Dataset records
==============================

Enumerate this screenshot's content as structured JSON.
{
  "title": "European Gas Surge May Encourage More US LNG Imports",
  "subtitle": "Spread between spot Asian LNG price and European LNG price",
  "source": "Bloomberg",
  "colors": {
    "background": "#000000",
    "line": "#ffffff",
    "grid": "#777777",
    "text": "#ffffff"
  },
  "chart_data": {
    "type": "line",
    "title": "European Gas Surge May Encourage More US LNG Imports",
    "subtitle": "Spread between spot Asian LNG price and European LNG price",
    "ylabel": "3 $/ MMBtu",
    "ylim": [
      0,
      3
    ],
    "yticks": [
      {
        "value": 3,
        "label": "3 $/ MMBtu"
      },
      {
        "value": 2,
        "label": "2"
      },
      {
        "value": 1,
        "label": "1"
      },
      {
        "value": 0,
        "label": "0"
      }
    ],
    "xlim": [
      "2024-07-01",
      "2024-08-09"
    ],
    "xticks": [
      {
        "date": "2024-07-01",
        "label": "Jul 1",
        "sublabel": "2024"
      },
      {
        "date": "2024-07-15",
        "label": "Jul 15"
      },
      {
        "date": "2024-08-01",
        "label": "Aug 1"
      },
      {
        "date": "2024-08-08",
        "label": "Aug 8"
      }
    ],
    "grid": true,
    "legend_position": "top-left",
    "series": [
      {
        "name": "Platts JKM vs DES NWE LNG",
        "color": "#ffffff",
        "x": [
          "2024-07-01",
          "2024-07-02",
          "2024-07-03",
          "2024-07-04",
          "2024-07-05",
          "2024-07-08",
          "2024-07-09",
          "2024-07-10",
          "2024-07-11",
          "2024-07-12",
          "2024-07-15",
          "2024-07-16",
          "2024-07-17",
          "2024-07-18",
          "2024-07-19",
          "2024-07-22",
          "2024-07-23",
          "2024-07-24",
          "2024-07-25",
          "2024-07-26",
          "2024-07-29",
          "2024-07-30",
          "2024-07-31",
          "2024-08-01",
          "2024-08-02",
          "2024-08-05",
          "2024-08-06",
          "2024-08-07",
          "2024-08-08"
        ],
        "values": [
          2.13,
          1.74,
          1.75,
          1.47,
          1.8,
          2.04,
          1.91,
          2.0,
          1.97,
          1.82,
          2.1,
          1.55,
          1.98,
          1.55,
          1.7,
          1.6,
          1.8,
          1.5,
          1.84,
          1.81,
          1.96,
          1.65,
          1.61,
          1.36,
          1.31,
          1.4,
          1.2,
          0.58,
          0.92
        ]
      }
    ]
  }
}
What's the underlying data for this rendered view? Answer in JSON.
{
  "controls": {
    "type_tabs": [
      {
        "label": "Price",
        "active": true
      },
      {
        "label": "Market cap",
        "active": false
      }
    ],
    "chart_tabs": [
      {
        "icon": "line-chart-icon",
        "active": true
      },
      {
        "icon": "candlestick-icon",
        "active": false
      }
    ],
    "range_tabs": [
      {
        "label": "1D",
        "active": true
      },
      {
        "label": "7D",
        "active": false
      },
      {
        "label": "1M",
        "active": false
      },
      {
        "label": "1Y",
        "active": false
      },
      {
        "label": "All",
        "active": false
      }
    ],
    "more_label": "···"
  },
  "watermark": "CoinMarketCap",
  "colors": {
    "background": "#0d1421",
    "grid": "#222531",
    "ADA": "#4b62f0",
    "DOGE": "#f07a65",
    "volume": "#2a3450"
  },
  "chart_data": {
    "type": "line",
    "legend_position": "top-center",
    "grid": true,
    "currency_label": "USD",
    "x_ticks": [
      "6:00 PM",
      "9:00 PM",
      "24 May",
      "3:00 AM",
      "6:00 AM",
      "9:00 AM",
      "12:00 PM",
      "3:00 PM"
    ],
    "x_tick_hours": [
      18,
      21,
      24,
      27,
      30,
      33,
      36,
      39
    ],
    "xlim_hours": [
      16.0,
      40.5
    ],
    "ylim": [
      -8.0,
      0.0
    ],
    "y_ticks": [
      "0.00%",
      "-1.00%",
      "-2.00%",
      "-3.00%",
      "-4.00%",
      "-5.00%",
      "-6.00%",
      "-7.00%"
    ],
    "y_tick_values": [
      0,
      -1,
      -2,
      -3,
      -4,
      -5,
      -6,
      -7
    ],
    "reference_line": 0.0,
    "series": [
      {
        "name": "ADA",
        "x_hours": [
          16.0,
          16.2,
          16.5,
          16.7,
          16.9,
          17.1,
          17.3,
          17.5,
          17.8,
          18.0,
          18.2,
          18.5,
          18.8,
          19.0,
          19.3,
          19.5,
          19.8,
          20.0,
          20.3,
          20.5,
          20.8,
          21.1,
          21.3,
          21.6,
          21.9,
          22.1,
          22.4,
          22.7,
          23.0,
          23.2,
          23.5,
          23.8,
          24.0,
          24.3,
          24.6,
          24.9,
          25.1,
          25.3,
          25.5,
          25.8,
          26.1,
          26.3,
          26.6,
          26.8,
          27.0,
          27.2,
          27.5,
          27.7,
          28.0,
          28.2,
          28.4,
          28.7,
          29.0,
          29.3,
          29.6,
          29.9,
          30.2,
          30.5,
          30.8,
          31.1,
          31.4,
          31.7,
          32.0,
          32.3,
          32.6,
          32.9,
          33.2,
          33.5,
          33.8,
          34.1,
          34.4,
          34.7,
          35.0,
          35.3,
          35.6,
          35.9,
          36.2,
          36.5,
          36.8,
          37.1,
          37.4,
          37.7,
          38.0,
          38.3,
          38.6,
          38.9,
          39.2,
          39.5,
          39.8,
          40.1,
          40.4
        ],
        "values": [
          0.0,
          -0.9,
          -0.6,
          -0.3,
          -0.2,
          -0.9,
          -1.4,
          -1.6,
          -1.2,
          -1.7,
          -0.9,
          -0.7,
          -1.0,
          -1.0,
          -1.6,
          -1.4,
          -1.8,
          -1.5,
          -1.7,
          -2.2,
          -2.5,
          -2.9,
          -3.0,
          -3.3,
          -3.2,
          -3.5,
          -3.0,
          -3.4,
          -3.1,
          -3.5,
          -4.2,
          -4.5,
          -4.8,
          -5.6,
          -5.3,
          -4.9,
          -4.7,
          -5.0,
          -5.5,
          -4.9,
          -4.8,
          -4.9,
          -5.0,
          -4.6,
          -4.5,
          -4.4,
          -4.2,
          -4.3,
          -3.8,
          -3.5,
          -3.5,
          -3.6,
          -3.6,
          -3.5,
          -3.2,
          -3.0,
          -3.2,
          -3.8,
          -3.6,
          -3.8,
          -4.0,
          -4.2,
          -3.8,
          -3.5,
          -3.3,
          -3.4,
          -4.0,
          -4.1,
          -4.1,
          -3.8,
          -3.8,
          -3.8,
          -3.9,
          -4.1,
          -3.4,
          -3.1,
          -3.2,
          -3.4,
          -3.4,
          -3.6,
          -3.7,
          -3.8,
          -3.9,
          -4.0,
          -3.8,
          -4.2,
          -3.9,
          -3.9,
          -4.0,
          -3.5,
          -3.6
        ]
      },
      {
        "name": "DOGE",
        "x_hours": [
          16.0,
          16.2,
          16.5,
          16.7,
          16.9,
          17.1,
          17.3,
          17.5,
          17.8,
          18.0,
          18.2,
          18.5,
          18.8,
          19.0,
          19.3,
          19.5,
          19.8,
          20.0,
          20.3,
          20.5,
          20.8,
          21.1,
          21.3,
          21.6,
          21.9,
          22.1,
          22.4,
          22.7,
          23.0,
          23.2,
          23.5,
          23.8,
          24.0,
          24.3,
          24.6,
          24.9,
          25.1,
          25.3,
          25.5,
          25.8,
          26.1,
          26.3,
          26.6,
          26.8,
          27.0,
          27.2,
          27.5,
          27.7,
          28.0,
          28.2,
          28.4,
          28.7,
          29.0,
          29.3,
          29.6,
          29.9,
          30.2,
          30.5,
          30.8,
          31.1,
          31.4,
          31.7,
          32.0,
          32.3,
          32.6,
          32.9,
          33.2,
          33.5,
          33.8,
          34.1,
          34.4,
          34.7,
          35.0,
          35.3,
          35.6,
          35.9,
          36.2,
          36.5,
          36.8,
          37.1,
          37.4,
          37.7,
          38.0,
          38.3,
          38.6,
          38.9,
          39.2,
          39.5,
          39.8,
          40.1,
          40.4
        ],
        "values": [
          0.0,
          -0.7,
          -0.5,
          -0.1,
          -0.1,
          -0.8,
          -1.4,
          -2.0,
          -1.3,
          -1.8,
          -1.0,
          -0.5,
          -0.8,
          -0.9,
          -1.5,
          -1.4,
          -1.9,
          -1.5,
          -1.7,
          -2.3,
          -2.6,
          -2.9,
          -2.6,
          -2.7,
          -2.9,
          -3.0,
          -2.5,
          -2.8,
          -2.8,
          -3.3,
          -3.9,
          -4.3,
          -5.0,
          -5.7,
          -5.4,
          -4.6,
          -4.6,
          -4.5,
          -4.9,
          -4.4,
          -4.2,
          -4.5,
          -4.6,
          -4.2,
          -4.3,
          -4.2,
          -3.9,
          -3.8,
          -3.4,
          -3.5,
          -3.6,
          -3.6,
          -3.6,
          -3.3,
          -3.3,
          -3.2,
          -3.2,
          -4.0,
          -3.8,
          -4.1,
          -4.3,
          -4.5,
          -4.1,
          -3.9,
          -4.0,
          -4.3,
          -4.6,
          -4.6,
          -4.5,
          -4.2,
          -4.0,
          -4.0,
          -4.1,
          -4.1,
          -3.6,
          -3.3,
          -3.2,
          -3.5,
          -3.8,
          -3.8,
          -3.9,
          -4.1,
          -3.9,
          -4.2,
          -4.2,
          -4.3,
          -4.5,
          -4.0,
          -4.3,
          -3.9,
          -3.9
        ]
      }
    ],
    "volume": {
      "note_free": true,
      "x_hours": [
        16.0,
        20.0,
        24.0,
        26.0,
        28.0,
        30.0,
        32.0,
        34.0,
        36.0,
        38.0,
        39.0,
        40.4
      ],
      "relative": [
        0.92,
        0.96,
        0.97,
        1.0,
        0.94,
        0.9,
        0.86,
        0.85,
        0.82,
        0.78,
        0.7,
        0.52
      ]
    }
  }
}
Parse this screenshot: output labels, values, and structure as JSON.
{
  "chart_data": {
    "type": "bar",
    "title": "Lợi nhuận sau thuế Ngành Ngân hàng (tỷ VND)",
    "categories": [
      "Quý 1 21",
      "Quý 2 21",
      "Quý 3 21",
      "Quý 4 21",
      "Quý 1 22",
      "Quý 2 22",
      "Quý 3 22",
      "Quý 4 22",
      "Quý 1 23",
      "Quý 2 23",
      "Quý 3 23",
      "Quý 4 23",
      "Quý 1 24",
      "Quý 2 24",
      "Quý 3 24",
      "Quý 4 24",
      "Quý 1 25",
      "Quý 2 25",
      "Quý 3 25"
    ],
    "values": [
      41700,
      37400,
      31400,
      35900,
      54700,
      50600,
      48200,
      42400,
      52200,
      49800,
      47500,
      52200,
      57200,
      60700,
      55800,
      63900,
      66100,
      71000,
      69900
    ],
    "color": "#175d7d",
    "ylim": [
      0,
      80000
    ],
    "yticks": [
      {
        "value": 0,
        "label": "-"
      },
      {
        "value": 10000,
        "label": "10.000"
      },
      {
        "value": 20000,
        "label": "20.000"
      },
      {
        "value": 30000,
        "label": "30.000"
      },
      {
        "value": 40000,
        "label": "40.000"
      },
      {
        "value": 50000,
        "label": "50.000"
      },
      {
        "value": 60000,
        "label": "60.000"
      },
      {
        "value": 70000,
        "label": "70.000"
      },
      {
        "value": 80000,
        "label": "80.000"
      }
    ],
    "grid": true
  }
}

==============================

— Problem to work on —
Identify the lines above that contain the word "JSON", then copy them.

— Task response —
Enumerate this screenshot's content as structured JSON.
What's the underlying data for this rendered view? Answer in JSON.
Parse this screenshot: output labels, values, and structure as JSON.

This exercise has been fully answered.